[DIRECTION] Find every line with the word "haar" and give their count, nothing else.
start
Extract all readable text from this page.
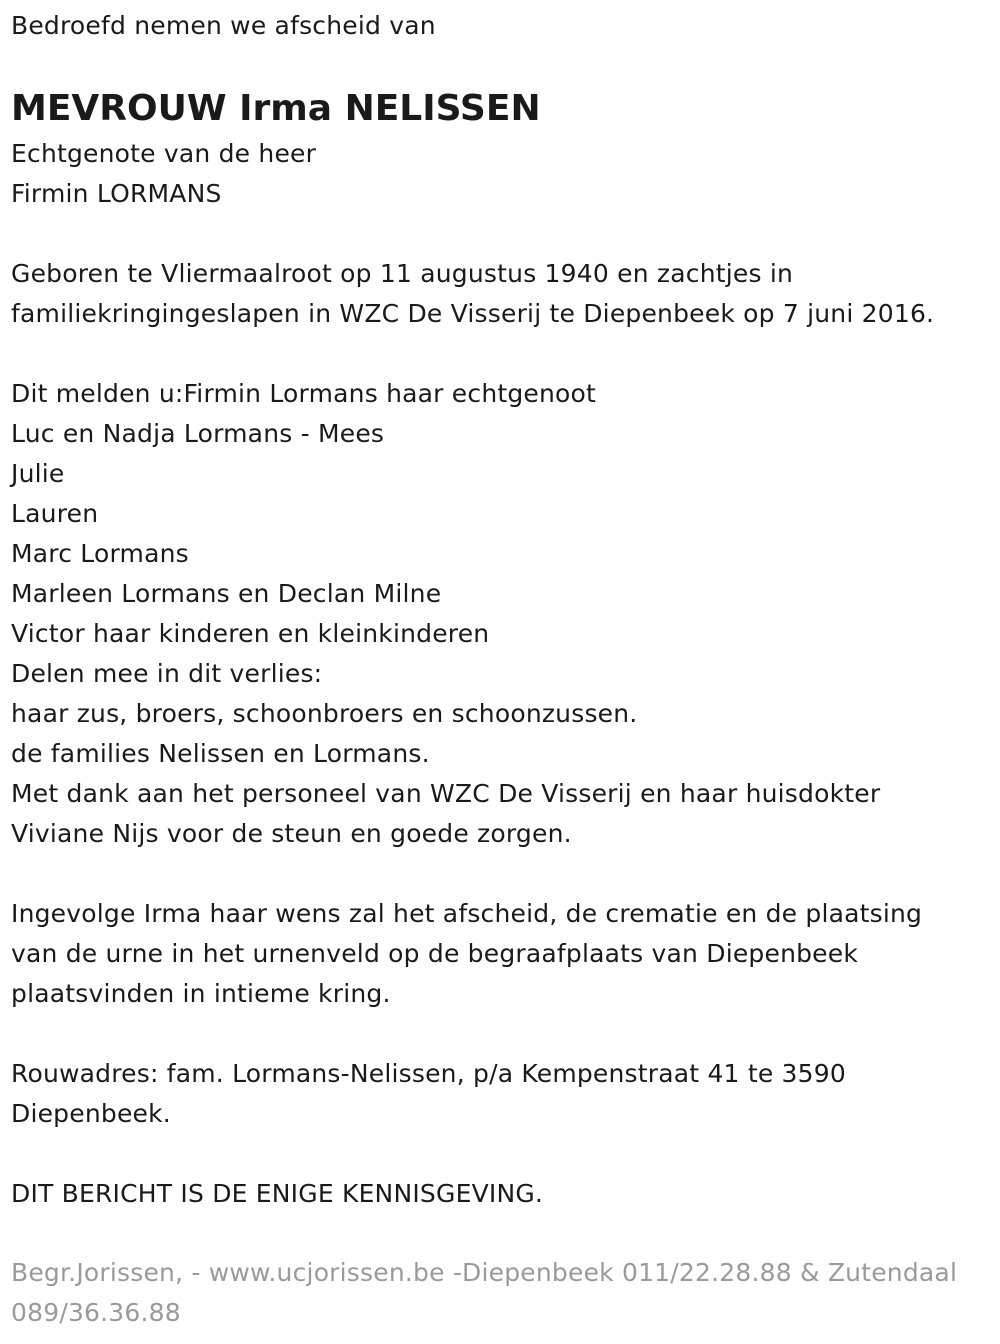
Bedroefd nemen we afscheid van
MEVROUW Irma NELISSEN
Echtgenote van de heer
Firmin LORMANS
Geboren te Vliermaalroot op 11 augustus 1940 en zachtjes in
familiekringingeslapen in WZC De Visserij te Diepenbeek op 7 juni 2016.
Dit melden u:Firmin Lormans haar echtgenoot
Luc en Nadja Lormans - Mees
Julie
Lauren
Marc Lormans
Marleen Lormans en Declan Milne
Victor haar kinderen en kleinkinderen
Delen mee in dit verlies:
haar zus, broers, schoonbroers en schoonzussen.
de families Nelissen en Lormans.
Met dank aan het personeel van WZC De Visserij en haar huisdokter
Viviane Nijs voor de steun en goede zorgen.
Ingevolge Irma haar wens zal het afscheid, de crematie en de plaatsing
van de urne in het urnenveld op de begraafplaats van Diepenbeek
plaatsvinden in intieme kring.
Rouwadres: fam. Lormans-Nelissen, p/a Kempenstraat 41 te 3590
Diepenbeek.
DIT BERICHT IS DE ENIGE KENNISGEVING.
Begr.Jorissen, - www.ucjorissen.be -Diepenbeek 011/22.28.88 & Zutendaal
089/36.36.88
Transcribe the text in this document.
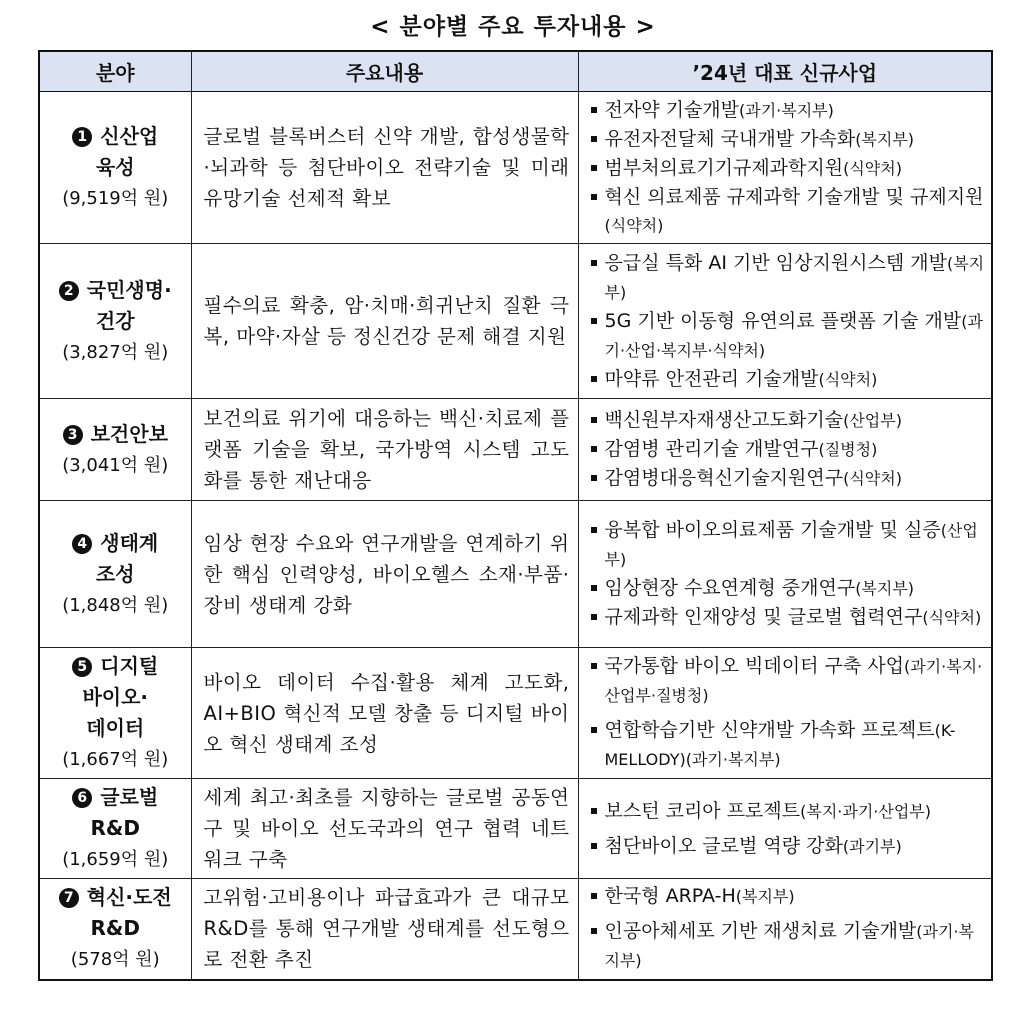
< 분야별 주요 투자내용 >
분야	주요내용	’24년 대표 신규사업

1 신산업
육성
(9,519억 원)
	글로벌 블록버스터 신약 개발, 합성생물학·뇌과학 등 첨단바이오 전략기술 및 미래 유망기술 선제적 확보	
전자약 기술개발(과기·복지부)
유전자전달체 국내개발 가속화(복지부)
범부처의료기기규제과학지원(식약처)
혁신 의료제품 규제과학 기술개발 및 규제지원(식약처)

2 국민생명·
건강
(3,827억 원)
	필수의료 확충, 암·치매·희귀난치 질환 극복, 마약·자살 등 정신건강 문제 해결 지원	
응급실 특화 AI 기반 임상지원시스템 개발(복지부)
5G 기반 이동형 유연의료 플랫폼 기술 개발(과기·산업·복지부·식약처)
마약류 안전관리 기술개발(식약처)

3 보건안보
(3,041억 원)
	보건의료 위기에 대응하는 백신·치료제 플랫폼 기술을 확보, 국가방역 시스템 고도화를 통한 재난대응	
백신원부자재생산고도화기술(산업부)
감염병 관리기술 개발연구(질병청)
감염병대응혁신기술지원연구(식약처)

4 생태계
조성
(1,848억 원)
	임상 현장 수요와 연구개발을 연계하기 위한 핵심 인력양성, 바이오헬스 소재·부품·장비 생태계 강화	
융복합 바이오의료제품 기술개발 및 실증(산업부)
임상현장 수요연계형 중개연구(복지부)
규제과학 인재양성 및 글로벌 협력연구(식약처)

5 디지털
바이오·
데이터
(1,667억 원)
	바이오 데이터 수집·활용 체계 고도화, AI+BIO 혁신적 모델 창출 등 디지털 바이오 혁신 생태계 조성	
국가통합 바이오 빅데이터 구축 사업(과기·복지·산업부·질병청)
연합학습기반 신약개발 가속화 프로젝트(K-MELLODY)(과기·복지부)

6 글로벌
R&D
(1,659억 원)
	세계 최고·최초를 지향하는 글로벌 공동연구 및 바이오 선도국과의 연구 협력 네트워크 구축	
보스턴 코리아 프로젝트(복지·과기·산업부)
첨단바이오 글로벌 역량 강화(과기부)

7 혁신·도전
R&D
(578억 원)
	고위험·고비용이나 파급효과가 큰 대규모 R&D를 통해 연구개발 생태계를 선도형으로 전환 추진	
한국형 ARPA-H(복지부)
인공아체세포 기반 재생치료 기술개발(과기·복지부)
end
[EXERCISE OUTPUT] 5